**Exercise directions**
From the entries that follow, gather each line holding the word "Figures".

[Items from a data source]
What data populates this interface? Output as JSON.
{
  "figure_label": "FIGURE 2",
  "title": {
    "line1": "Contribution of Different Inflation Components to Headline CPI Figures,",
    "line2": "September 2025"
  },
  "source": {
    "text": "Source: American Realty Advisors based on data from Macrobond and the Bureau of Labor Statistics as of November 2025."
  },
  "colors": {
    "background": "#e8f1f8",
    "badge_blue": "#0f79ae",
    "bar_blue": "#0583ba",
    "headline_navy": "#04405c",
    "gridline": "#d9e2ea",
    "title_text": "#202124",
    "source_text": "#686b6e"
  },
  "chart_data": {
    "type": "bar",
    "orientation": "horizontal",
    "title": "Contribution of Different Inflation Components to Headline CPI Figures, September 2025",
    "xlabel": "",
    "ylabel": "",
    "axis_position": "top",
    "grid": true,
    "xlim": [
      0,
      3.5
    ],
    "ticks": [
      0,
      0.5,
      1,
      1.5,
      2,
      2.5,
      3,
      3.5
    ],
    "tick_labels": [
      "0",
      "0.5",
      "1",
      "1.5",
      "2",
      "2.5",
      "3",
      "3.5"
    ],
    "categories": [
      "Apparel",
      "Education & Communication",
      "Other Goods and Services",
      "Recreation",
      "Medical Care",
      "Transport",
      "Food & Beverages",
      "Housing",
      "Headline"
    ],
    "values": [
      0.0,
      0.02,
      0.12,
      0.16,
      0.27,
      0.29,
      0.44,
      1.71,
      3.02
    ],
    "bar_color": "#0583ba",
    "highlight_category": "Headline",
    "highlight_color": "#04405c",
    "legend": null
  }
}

**The output**
    "line1": "Contribution of Different Inflation Components to Headline CPI Figures,",
    "title": "Contribution of Different Inflation Components to Headline CPI Figures, September 2025",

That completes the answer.